■ Task description
Lines containing the word "downregulated" are to be copied from the data below.

[Data excerpts — start]

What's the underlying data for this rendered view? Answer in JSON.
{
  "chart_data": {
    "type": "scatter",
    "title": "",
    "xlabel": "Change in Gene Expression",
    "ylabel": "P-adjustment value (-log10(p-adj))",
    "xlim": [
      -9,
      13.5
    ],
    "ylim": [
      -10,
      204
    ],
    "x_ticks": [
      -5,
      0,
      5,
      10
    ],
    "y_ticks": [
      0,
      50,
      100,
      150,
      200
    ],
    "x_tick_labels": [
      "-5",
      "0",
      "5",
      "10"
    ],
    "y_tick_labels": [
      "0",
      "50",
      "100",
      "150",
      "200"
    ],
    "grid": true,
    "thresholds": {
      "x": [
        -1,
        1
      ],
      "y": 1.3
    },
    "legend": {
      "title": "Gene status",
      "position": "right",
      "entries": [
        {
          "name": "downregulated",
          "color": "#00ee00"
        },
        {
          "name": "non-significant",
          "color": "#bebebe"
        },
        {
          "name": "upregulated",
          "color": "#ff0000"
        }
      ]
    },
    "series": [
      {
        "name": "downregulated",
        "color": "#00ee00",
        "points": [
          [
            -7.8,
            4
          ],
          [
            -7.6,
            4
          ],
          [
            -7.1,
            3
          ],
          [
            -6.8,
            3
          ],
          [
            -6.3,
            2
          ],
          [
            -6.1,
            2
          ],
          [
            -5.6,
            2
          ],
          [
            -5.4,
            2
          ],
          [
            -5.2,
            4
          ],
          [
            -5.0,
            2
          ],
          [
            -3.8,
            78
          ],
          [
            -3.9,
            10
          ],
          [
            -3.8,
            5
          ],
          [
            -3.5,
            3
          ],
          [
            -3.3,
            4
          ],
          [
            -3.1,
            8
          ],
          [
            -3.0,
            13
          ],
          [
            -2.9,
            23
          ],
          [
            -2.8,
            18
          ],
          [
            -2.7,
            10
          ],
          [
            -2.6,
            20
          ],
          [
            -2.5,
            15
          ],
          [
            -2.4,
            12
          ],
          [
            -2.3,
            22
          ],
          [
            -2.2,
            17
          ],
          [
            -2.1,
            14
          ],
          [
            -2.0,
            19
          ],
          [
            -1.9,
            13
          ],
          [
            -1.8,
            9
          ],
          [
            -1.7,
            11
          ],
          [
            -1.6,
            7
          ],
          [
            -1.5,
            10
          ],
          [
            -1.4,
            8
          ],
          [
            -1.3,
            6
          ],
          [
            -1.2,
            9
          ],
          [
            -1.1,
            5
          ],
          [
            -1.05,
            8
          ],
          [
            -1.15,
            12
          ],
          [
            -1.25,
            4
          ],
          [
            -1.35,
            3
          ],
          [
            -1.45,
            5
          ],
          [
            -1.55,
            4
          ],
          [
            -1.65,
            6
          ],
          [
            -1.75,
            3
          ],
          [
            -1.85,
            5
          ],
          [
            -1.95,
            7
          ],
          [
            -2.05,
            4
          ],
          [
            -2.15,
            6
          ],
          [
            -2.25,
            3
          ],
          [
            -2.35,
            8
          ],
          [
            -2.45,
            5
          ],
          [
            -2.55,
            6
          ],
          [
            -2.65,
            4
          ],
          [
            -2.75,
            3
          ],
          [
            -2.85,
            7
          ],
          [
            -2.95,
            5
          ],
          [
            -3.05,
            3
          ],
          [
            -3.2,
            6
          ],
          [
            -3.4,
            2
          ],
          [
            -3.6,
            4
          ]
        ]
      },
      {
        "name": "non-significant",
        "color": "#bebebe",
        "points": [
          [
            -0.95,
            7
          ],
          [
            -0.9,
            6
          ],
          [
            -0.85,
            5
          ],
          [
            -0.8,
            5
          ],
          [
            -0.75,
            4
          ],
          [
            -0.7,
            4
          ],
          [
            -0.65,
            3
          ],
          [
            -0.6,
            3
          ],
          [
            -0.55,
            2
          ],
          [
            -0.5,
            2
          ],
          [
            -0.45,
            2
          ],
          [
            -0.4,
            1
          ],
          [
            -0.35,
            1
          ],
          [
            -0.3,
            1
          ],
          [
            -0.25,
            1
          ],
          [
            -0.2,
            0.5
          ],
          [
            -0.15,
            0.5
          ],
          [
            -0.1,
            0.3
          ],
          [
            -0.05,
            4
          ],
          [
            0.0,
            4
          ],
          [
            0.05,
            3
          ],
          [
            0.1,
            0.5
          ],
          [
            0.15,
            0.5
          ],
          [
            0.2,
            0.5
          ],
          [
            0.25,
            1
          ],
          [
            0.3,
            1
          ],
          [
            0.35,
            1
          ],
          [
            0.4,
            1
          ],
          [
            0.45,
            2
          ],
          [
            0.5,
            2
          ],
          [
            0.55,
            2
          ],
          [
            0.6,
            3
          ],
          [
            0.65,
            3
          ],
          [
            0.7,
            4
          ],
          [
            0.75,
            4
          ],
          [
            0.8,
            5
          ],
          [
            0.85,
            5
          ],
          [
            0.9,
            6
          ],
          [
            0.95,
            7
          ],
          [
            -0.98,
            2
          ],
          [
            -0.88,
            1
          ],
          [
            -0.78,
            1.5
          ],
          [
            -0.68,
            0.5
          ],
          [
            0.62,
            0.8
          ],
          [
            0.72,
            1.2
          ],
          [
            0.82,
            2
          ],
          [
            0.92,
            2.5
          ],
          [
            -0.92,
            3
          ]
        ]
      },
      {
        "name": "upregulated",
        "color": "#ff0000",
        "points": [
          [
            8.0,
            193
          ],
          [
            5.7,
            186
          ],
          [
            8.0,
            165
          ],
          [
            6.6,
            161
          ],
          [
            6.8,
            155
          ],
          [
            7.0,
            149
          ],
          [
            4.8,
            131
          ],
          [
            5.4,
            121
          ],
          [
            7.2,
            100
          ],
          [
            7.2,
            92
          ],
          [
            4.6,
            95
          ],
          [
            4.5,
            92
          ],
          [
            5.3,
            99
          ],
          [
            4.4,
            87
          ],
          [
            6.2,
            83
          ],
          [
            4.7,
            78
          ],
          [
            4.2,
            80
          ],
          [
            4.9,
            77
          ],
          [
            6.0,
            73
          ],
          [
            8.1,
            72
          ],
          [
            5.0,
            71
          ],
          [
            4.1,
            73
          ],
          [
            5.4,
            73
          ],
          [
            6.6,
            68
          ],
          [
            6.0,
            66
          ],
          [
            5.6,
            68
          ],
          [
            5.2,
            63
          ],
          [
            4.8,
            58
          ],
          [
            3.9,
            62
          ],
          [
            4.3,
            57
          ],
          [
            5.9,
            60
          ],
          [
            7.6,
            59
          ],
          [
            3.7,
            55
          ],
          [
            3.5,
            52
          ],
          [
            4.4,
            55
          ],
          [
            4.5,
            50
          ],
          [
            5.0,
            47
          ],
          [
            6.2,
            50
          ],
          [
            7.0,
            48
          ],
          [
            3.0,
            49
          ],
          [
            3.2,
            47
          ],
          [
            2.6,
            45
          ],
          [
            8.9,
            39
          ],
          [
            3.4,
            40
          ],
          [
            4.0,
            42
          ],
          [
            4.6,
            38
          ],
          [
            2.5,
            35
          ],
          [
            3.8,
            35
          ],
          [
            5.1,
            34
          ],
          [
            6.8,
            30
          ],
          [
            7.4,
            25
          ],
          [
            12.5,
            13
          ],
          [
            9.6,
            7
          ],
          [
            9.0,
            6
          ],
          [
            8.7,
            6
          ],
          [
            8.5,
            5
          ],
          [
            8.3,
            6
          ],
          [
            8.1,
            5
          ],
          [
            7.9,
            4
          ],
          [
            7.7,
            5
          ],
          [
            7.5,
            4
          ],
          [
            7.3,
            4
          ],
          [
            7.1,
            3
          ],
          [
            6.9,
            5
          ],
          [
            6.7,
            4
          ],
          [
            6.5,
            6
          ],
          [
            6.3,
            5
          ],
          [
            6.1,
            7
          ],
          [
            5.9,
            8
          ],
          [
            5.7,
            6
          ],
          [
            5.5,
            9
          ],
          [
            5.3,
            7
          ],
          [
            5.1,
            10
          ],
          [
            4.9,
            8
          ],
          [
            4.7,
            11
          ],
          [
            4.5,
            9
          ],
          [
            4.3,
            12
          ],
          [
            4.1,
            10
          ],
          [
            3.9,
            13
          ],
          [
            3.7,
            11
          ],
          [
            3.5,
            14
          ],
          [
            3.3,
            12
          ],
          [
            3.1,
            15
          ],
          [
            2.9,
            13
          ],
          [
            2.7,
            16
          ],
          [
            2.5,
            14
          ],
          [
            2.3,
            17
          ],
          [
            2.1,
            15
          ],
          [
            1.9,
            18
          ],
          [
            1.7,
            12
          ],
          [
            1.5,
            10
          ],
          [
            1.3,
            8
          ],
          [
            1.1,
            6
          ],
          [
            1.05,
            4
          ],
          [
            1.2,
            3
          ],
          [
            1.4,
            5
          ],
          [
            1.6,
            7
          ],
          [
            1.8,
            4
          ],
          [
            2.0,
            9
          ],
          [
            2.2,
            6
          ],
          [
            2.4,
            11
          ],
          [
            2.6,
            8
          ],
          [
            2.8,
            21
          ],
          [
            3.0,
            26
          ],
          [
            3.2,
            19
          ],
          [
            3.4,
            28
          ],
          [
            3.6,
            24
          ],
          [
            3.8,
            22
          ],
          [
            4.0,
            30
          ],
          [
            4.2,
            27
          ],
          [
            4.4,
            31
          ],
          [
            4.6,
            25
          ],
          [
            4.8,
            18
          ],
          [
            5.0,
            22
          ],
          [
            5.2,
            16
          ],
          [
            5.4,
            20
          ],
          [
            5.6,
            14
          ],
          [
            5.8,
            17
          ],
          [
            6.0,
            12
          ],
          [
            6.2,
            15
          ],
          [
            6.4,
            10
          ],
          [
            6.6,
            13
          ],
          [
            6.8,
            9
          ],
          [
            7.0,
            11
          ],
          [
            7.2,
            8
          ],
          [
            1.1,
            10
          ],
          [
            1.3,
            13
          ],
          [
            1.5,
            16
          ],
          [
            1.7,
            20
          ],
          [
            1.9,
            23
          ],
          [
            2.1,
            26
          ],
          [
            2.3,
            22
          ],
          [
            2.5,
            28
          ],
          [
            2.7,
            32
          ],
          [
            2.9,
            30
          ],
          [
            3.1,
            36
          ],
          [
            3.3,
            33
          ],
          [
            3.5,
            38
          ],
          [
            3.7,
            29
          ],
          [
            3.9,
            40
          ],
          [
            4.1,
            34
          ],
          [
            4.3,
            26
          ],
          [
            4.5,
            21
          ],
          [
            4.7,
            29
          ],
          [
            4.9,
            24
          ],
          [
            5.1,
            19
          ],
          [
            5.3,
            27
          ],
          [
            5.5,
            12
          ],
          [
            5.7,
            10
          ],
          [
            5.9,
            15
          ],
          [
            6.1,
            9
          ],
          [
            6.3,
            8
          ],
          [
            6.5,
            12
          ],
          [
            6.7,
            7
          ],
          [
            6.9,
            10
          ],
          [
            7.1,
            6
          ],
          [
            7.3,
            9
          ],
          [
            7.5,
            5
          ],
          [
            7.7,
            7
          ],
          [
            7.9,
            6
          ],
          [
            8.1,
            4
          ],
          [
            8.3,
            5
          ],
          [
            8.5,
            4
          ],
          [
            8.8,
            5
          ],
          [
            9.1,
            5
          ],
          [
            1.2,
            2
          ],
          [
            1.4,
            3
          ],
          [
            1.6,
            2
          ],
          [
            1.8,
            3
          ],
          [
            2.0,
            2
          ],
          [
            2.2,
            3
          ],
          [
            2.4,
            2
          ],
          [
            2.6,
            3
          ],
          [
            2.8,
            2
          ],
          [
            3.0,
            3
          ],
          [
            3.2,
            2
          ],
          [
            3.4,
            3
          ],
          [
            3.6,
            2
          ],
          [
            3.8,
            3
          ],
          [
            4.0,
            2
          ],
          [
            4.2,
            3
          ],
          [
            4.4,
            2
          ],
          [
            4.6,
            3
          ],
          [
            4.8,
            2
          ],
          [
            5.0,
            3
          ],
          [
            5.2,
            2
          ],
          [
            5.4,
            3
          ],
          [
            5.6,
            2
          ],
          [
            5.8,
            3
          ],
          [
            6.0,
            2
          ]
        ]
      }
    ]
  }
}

[Data excerpts — finish]

■ Exercise solution
          "name": "downregulated",
        "name": "downregulated",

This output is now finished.